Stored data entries
════
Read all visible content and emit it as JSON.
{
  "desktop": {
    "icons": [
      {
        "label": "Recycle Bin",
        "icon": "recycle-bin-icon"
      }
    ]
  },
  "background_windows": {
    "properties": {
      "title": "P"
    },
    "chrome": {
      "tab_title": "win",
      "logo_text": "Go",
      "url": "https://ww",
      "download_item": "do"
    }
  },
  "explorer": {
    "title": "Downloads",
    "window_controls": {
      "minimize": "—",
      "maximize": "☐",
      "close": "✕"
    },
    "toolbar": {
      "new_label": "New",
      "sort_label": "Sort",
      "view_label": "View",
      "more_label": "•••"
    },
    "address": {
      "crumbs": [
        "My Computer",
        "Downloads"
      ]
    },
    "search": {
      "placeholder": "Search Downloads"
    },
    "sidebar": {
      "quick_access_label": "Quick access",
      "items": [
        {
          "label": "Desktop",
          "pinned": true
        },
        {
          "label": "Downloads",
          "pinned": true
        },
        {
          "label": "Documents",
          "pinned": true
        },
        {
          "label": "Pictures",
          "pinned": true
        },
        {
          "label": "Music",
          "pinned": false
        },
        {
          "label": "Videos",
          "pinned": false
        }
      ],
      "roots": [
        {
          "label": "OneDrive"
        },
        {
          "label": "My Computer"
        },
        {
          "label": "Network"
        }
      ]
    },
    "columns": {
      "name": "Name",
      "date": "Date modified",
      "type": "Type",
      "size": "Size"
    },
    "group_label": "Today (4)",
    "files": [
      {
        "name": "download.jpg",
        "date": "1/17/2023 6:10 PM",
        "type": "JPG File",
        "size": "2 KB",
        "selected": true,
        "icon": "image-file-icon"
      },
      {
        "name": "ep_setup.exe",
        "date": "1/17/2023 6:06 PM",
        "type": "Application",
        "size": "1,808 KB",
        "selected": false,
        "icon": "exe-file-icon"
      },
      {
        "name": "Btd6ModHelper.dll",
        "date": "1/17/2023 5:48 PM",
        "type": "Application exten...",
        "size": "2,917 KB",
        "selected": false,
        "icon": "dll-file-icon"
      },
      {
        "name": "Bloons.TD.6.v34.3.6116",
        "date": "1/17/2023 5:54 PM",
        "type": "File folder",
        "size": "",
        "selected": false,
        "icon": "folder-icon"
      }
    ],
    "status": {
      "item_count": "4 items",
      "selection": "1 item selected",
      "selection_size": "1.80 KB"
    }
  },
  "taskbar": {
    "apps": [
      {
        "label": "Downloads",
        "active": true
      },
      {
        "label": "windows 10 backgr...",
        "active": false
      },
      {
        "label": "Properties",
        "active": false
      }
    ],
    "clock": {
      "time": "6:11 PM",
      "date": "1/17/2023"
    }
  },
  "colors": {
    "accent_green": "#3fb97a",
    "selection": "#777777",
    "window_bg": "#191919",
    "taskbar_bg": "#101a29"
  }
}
════
● **Exercise requirements**
Look for lines containing the string "Application" and copy them all.

● **In response**
        "type": "Application",
        "type": "Application exten...",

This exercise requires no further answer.